Extract each line from the entries below that has the string "BLACK" in it.

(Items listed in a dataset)
[START]
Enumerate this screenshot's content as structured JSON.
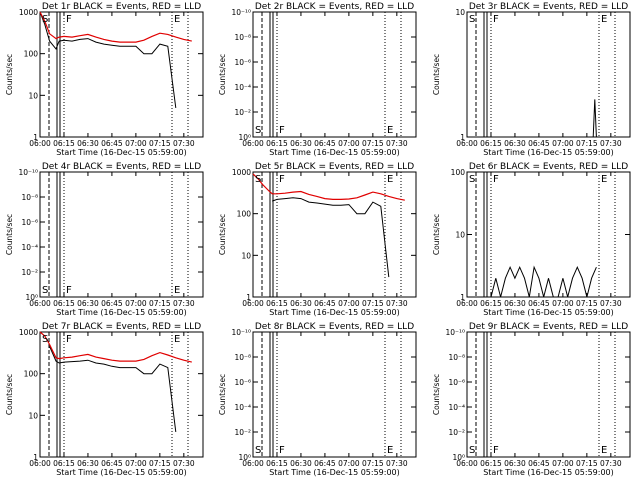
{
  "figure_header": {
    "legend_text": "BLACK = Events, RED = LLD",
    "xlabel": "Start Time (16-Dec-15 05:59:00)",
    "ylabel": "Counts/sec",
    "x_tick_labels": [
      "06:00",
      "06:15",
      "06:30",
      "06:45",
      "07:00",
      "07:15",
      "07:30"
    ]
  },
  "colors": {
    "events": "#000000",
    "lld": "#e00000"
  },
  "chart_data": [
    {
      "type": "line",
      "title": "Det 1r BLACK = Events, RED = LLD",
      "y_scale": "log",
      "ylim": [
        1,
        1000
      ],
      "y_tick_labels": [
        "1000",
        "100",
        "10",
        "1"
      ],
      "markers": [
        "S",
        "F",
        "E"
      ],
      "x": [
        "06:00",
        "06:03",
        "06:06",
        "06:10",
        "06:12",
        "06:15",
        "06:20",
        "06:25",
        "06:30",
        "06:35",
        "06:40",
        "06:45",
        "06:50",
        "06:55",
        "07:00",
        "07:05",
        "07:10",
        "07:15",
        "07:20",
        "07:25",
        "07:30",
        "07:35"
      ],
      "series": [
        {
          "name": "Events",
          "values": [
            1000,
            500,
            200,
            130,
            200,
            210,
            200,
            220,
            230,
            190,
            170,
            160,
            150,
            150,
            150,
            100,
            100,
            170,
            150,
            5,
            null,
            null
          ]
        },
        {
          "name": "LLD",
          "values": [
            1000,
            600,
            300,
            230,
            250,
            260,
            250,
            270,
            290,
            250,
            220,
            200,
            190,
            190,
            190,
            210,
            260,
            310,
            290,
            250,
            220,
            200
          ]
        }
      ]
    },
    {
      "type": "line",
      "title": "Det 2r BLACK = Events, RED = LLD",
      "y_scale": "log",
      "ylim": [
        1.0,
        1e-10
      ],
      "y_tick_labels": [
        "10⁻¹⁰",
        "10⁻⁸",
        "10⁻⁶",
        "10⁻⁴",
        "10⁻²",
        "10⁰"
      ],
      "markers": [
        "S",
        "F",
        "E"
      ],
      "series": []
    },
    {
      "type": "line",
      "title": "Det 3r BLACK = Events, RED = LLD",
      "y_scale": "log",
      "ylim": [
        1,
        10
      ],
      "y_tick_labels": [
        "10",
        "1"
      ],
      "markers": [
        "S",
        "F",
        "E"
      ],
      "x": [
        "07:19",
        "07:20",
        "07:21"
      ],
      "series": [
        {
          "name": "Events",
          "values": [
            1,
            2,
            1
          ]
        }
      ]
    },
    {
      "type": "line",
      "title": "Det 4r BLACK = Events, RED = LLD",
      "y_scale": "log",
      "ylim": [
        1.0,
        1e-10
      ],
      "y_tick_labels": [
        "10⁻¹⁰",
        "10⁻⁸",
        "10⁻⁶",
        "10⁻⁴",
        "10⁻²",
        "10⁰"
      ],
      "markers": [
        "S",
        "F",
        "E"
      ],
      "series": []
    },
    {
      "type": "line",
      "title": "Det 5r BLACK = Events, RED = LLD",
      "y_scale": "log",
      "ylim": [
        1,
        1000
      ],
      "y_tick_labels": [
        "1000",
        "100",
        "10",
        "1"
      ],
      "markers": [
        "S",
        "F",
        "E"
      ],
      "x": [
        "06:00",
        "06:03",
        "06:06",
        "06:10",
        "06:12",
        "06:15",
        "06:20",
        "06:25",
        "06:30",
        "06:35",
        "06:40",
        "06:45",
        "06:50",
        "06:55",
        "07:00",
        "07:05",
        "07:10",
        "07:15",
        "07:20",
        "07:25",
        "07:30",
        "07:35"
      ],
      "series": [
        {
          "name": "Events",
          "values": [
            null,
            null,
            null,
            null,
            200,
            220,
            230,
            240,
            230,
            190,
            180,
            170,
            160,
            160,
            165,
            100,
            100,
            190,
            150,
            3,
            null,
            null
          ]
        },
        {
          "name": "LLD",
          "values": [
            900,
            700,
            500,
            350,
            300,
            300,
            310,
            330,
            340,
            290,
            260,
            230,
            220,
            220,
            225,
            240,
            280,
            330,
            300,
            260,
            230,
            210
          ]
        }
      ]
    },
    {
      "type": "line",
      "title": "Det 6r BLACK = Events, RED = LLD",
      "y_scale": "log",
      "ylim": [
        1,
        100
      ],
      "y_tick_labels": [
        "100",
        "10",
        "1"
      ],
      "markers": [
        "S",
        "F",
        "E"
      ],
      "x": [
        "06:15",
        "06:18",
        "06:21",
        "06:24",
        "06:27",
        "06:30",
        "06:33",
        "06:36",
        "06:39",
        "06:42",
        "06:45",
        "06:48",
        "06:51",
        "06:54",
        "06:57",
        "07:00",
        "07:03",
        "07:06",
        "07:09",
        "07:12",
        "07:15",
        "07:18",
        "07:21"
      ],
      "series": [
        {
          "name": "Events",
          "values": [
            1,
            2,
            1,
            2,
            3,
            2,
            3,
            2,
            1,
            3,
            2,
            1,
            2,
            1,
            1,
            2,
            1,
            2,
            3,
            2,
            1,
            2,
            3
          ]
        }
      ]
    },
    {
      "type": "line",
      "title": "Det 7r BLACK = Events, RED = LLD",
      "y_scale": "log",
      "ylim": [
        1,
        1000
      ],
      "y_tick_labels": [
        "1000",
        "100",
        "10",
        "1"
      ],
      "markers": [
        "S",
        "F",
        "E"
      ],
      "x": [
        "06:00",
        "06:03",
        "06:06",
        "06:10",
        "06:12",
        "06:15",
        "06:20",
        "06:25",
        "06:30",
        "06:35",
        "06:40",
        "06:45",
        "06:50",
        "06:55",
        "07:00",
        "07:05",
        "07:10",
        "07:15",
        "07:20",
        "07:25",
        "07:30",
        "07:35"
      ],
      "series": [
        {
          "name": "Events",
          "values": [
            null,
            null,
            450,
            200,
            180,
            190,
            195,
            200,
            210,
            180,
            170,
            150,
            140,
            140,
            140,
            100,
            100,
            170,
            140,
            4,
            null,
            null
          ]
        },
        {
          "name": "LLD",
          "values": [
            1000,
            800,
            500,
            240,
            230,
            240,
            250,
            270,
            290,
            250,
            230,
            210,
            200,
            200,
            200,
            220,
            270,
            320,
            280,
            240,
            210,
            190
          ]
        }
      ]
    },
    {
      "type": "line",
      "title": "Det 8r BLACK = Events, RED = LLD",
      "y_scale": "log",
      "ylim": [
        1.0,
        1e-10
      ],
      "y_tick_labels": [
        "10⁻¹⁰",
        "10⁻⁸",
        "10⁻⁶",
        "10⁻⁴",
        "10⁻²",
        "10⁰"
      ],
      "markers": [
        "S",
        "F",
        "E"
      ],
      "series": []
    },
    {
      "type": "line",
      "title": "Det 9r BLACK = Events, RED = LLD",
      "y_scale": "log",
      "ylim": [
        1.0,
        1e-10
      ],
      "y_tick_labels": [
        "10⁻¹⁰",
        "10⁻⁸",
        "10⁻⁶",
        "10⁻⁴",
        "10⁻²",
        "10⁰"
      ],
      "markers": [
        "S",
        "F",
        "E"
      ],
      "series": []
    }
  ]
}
[END]
[START]
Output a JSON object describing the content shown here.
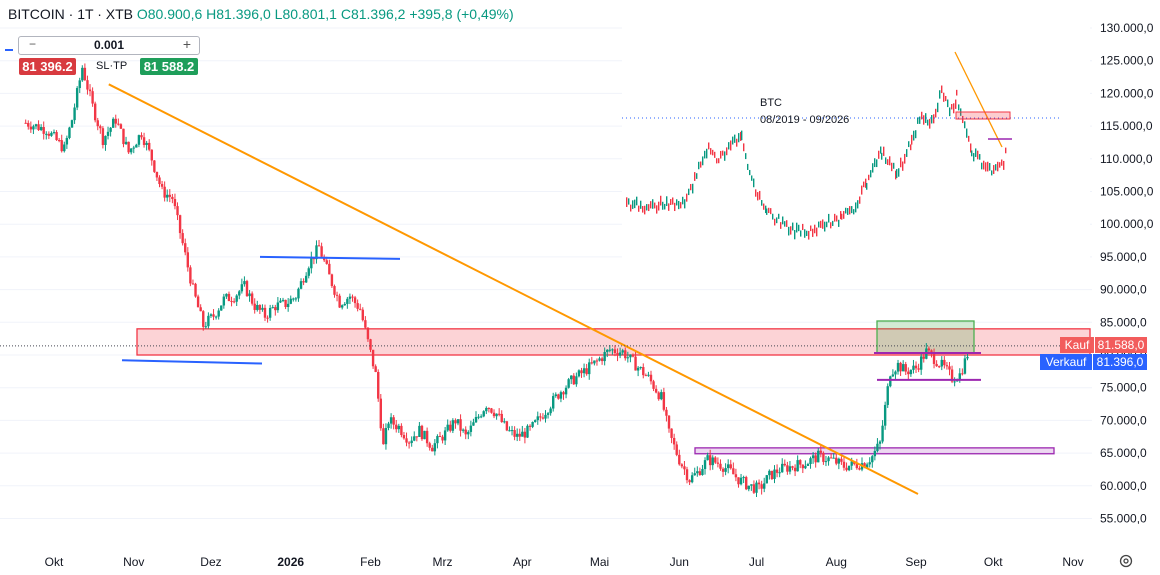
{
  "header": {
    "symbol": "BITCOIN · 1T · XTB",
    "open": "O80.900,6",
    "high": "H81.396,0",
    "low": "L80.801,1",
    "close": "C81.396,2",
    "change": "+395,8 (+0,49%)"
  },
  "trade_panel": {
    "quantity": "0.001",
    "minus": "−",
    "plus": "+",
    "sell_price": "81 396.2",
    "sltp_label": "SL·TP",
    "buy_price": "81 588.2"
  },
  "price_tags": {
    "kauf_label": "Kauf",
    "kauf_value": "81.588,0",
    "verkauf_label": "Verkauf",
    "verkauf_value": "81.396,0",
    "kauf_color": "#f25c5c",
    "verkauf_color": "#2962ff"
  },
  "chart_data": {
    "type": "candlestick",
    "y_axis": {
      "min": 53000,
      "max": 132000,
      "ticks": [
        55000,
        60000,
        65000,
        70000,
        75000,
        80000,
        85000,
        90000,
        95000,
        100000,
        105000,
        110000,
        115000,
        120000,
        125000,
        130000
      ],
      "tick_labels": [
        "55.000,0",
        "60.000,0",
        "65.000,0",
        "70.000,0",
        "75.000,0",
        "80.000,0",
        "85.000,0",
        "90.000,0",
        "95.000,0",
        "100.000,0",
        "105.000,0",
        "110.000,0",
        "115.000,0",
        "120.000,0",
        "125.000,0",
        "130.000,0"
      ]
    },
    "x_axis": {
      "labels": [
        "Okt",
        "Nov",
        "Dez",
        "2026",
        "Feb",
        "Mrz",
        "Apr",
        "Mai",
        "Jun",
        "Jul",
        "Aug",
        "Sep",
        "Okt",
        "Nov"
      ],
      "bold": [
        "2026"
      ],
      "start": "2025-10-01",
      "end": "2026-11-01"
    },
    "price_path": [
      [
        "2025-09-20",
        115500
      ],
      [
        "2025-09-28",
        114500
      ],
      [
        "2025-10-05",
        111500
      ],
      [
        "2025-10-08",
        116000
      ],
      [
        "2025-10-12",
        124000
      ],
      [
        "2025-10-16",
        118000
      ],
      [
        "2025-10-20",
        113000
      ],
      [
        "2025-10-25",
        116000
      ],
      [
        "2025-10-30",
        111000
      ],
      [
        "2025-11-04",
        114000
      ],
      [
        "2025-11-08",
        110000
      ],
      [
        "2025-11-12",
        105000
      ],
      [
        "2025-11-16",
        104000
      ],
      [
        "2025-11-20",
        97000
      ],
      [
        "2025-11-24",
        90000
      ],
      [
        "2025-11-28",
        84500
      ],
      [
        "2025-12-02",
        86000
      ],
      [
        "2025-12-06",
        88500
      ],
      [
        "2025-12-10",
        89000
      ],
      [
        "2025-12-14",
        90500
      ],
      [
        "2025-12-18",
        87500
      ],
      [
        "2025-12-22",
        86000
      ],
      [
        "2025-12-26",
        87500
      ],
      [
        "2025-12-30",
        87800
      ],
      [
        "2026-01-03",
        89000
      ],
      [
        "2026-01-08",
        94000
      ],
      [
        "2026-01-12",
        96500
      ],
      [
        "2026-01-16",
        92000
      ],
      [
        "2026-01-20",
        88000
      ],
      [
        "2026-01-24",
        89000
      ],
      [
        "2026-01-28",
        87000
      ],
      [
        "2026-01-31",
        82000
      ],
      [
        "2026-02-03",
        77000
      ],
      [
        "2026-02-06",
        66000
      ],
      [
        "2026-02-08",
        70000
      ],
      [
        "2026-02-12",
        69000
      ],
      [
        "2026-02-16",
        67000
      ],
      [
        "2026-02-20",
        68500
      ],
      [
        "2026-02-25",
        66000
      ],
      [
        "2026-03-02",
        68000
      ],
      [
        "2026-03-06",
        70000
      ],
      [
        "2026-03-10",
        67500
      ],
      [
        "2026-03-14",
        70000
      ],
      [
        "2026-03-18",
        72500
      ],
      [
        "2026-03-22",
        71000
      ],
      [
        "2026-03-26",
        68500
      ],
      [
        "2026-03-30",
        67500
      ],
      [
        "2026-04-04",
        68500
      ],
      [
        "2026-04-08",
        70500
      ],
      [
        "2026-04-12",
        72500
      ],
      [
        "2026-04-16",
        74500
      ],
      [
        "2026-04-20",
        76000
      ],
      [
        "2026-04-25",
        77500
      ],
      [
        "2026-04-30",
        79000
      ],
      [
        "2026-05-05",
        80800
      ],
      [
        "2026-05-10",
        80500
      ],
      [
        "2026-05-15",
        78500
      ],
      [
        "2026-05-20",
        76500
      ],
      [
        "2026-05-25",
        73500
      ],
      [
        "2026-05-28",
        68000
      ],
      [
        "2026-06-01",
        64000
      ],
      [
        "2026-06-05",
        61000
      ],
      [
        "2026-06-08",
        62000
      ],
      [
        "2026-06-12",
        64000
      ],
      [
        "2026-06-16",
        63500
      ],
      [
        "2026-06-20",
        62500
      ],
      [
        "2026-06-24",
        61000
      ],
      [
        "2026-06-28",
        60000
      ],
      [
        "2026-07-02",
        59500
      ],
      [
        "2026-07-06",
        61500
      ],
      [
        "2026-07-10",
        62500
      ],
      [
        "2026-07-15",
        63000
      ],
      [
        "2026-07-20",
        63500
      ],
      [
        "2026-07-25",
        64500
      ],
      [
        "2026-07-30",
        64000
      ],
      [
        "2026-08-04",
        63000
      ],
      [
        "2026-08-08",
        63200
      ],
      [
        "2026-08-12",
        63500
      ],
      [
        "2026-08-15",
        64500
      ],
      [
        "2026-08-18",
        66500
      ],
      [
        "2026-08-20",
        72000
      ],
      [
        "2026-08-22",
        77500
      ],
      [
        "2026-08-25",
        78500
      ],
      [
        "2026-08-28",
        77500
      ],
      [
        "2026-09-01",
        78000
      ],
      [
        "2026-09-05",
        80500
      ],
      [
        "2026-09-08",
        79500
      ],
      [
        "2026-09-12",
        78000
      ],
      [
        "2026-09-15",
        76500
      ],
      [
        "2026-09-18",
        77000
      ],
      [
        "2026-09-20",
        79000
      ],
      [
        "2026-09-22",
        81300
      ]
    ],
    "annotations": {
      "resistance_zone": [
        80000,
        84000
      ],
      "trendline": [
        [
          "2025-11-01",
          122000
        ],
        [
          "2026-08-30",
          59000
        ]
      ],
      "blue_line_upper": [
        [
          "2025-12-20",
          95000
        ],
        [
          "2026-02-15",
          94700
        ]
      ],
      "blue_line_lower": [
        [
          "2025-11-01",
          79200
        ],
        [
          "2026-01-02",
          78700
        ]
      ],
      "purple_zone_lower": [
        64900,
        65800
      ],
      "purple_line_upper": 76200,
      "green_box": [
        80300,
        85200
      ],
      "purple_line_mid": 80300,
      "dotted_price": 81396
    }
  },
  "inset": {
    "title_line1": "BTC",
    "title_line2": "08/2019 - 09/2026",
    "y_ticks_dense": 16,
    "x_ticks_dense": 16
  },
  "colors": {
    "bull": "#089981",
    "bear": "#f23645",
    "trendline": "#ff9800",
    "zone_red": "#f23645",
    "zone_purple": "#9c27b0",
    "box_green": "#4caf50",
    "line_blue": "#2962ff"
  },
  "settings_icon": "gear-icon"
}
[END]
Exercise response:
    "legend_text": "BLACK = Events, RED = LLD",
      "title": "Det 1r BLACK = Events, RED = LLD",
      "title": "Det 2r BLACK = Events, RED = LLD",
      "title": "Det 3r BLACK = Events, RED = LLD",
      "title": "Det 4r BLACK = Events, RED = LLD",
      "title": "Det 5r BLACK = Events, RED = LLD",
      "title": "Det 6r BLACK = Events, RED = LLD",
      "title": "Det 7r BLACK = Events, RED = LLD",
      "title": "Det 8r BLACK = Events, RED = LLD",
      "title": "Det 9r BLACK = Events, RED = LLD",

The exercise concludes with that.